→ Given request: Pull out every line below containing the word "Flyttbar".

→ Excerpted data:
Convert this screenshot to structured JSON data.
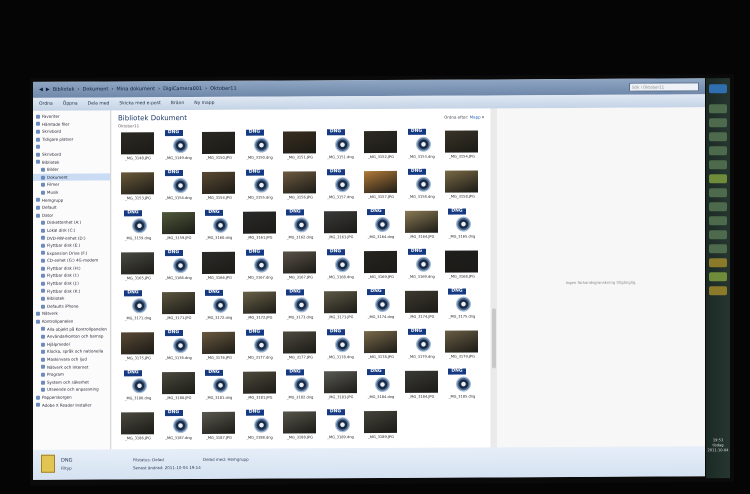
{
  "address": {
    "crumbs": [
      "Bibliotek",
      "Dokument",
      "Mina dokument",
      "DigiCamera001",
      "Oktober11"
    ],
    "search_placeholder": "Sök i Oktober11"
  },
  "toolbar": {
    "items": [
      "Ordna",
      "Öppna",
      "Dela med",
      "Skicka med e-post",
      "Bränn",
      "Ny mapp"
    ]
  },
  "nav": {
    "items": [
      {
        "label": "Favoriter"
      },
      {
        "label": "Hämtade filer"
      },
      {
        "label": "Skrivbord"
      },
      {
        "label": "Tidigare platser"
      },
      {
        "label": ""
      },
      {
        "label": "Skrivbord"
      },
      {
        "label": "Bibliotek"
      },
      {
        "label": "Bilder"
      },
      {
        "label": "Dokument",
        "selected": true
      },
      {
        "label": "Filmer"
      },
      {
        "label": "Musik"
      },
      {
        "label": "Hemgrupp"
      },
      {
        "label": "Default"
      },
      {
        "label": "Dator"
      },
      {
        "label": "Diskettenhet (A:)"
      },
      {
        "label": "Lokal disk (C:)"
      },
      {
        "label": "DVD-RW-enhet (D:)"
      },
      {
        "label": "Flyttbar disk (E:)"
      },
      {
        "label": "Expansion Drive (F:)"
      },
      {
        "label": "CD-enhet (G:) 4G-modem"
      },
      {
        "label": "Flyttbar disk (H:)"
      },
      {
        "label": "Flyttbar disk (I:)"
      },
      {
        "label": "Flyttbar disk (J:)"
      },
      {
        "label": "Flyttbar disk (K:)"
      },
      {
        "label": "Bibliotek"
      },
      {
        "label": "Defaults iPhone"
      },
      {
        "label": "Nätverk"
      },
      {
        "label": "Kontrollpanelen"
      },
      {
        "label": "Alla objekt på Kontrollpanelen"
      },
      {
        "label": "Användarkonton och barnsp"
      },
      {
        "label": "Hjälpmedel"
      },
      {
        "label": "Klocka, språk och nationella"
      },
      {
        "label": "Maskinvara och ljud"
      },
      {
        "label": "Nätverk och Internet"
      },
      {
        "label": "Program"
      },
      {
        "label": "System och säkerhet"
      },
      {
        "label": "Utseende och anpassning"
      },
      {
        "label": "Papperskorgen"
      },
      {
        "label": "Adobe X Reader Installer"
      }
    ]
  },
  "content": {
    "title": "Bibliotek Dokument",
    "subtitle": "Oktober11",
    "arrange_label": "Ordna efter:",
    "arrange_value": "Mapp"
  },
  "files": [
    {
      "name": "_MG_3148.JPG",
      "kind": "photo",
      "color": "#2c2a24"
    },
    {
      "name": "_MG_3149.dng",
      "kind": "dng"
    },
    {
      "name": "_MG_3150.JPG",
      "kind": "photo",
      "color": "#2a2822"
    },
    {
      "name": "_MG_3150.dng",
      "kind": "dng"
    },
    {
      "name": "_MG_3151.JPG",
      "kind": "photo",
      "color": "#3a2f20"
    },
    {
      "name": "_MG_3151.dng",
      "kind": "dng"
    },
    {
      "name": "_MG_3152.JPG",
      "kind": "photo",
      "color": "#2e2b24"
    },
    {
      "name": "_MG_3153.dng",
      "kind": "dng"
    },
    {
      "name": "_MG_3154.JPG",
      "kind": "photo",
      "color": "#3a3428"
    },
    {
      "name": "_MG_3153.JPG",
      "kind": "photo",
      "color": "#6b5a3a"
    },
    {
      "name": "_MG_3154.dng",
      "kind": "dng"
    },
    {
      "name": "_MG_3154.JPG",
      "kind": "photo",
      "color": "#5a4a33"
    },
    {
      "name": "_MG_3155.dng",
      "kind": "dng"
    },
    {
      "name": "_MG_3156.JPG",
      "kind": "photo",
      "color": "#6e5b40"
    },
    {
      "name": "_MG_3157.dng",
      "kind": "dng"
    },
    {
      "name": "_MG_3157.JPG",
      "kind": "photo",
      "color": "#b27a3a"
    },
    {
      "name": "_MG_3158.dng",
      "kind": "dng"
    },
    {
      "name": "_MG_3158.JPG",
      "kind": "photo",
      "color": "#7a6a45"
    },
    {
      "name": "_MG_3159.dng",
      "kind": "dng"
    },
    {
      "name": "_MG_3159.JPG",
      "kind": "photo",
      "color": "#4e5a3a"
    },
    {
      "name": "_MG_3160.dng",
      "kind": "dng"
    },
    {
      "name": "_MG_3161.JPG",
      "kind": "photo",
      "color": "#2a2a2a"
    },
    {
      "name": "_MG_3162.dng",
      "kind": "dng"
    },
    {
      "name": "_MG_3163.JPG",
      "kind": "photo",
      "color": "#3a3a3a"
    },
    {
      "name": "_MG_3164.dng",
      "kind": "dng"
    },
    {
      "name": "_MG_3164.JPG",
      "kind": "photo",
      "color": "#8a7a55"
    },
    {
      "name": "_MG_3165.dng",
      "kind": "dng"
    },
    {
      "name": "_MG_3165.JPG",
      "kind": "photo",
      "color": "#4a4a44"
    },
    {
      "name": "_MG_3166.dng",
      "kind": "dng"
    },
    {
      "name": "_MG_3166.JPG",
      "kind": "photo",
      "color": "#2c2c2a"
    },
    {
      "name": "_MG_3167.dng",
      "kind": "dng"
    },
    {
      "name": "_MG_3167.JPG",
      "kind": "photo",
      "color": "#5a5248"
    },
    {
      "name": "_MG_3168.dng",
      "kind": "dng"
    },
    {
      "name": "_MG_3169.JPG",
      "kind": "photo",
      "color": "#26241f"
    },
    {
      "name": "_MG_3169.dng",
      "kind": "dng"
    },
    {
      "name": "_MG_3168.JPG",
      "kind": "photo",
      "color": "#1e1e1c"
    },
    {
      "name": "_MG_3171.dng",
      "kind": "dng"
    },
    {
      "name": "_MG_3171.JPG",
      "kind": "photo",
      "color": "#5c553f"
    },
    {
      "name": "_MG_3172.dng",
      "kind": "dng"
    },
    {
      "name": "_MG_3172.JPG",
      "kind": "photo",
      "color": "#6a6248"
    },
    {
      "name": "_MG_3173.dng",
      "kind": "dng"
    },
    {
      "name": "_MG_3173.JPG",
      "kind": "photo",
      "color": "#5e5a45"
    },
    {
      "name": "_MG_3174.dng",
      "kind": "dng"
    },
    {
      "name": "_MG_3174.JPG",
      "kind": "photo",
      "color": "#3c3a30"
    },
    {
      "name": "_MG_3175.dng",
      "kind": "dng"
    },
    {
      "name": "_MG_3175.JPG",
      "kind": "photo",
      "color": "#5a4a35"
    },
    {
      "name": "_MG_3176.dng",
      "kind": "dng"
    },
    {
      "name": "_MG_3176.JPG",
      "kind": "photo",
      "color": "#6a5a40"
    },
    {
      "name": "_MG_3177.dng",
      "kind": "dng"
    },
    {
      "name": "_MG_3177.JPG",
      "kind": "photo",
      "color": "#4e4a40"
    },
    {
      "name": "_MG_3178.dng",
      "kind": "dng"
    },
    {
      "name": "_MG_3178.JPG",
      "kind": "photo",
      "color": "#7a6a4a"
    },
    {
      "name": "_MG_3179.dng",
      "kind": "dng"
    },
    {
      "name": "_MG_3179.JPG",
      "kind": "photo",
      "color": "#6a5e44"
    },
    {
      "name": "_MG_3180.dng",
      "kind": "dng"
    },
    {
      "name": "_MG_3180.JPG",
      "kind": "photo",
      "color": "#4a4a3e"
    },
    {
      "name": "_MG_3181.dng",
      "kind": "dng"
    },
    {
      "name": "_MG_3181.JPG",
      "kind": "photo",
      "color": "#4e4a3c"
    },
    {
      "name": "_MG_3182.dng",
      "kind": "dng"
    },
    {
      "name": "_MG_3183.JPG",
      "kind": "photo",
      "color": "#5a5a55"
    },
    {
      "name": "_MG_3184.dng",
      "kind": "dng"
    },
    {
      "name": "_MG_3184.JPG",
      "kind": "photo",
      "color": "#3a3a36"
    },
    {
      "name": "_MG_3185.dng",
      "kind": "dng"
    },
    {
      "name": "_MG_3186.JPG",
      "kind": "photo",
      "color": "#4a4a40"
    },
    {
      "name": "_MG_3187.dng",
      "kind": "dng"
    },
    {
      "name": "_MG_3187.JPG",
      "kind": "photo",
      "color": "#5a5a50"
    },
    {
      "name": "_MG_3188.dng",
      "kind": "dng"
    },
    {
      "name": "_MG_3188.JPG",
      "kind": "photo",
      "color": "#56564c"
    },
    {
      "name": "_MG_3189.dng",
      "kind": "dng"
    },
    {
      "name": "_MG_3189.JPG",
      "kind": "photo",
      "color": "#44443c"
    }
  ],
  "preview": {
    "message": "Ingen förhandsgranskning tillgänglig."
  },
  "details": {
    "name": "DNG",
    "type": "Filtyp",
    "state_label": "Filstatus:",
    "state_value": "Delad",
    "date_label": "Senast ändrad:",
    "date_value": "2011-10-04 19:14",
    "shared_label": "Delad med:",
    "shared_value": "Hemgrupp"
  },
  "clock": {
    "time": "19:53",
    "day": "tisdag",
    "date": "2011-10-04"
  },
  "colors": {
    "dng_tag": "#163a82",
    "selection": "#c9dcf4",
    "title_text": "#1e3b66"
  }
}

→ Solution below:
        "label": "Flyttbar disk (E:)"
        "label": "Flyttbar disk (H:)"
        "label": "Flyttbar disk (I:)"
        "label": "Flyttbar disk (J:)"
        "label": "Flyttbar disk (K:)"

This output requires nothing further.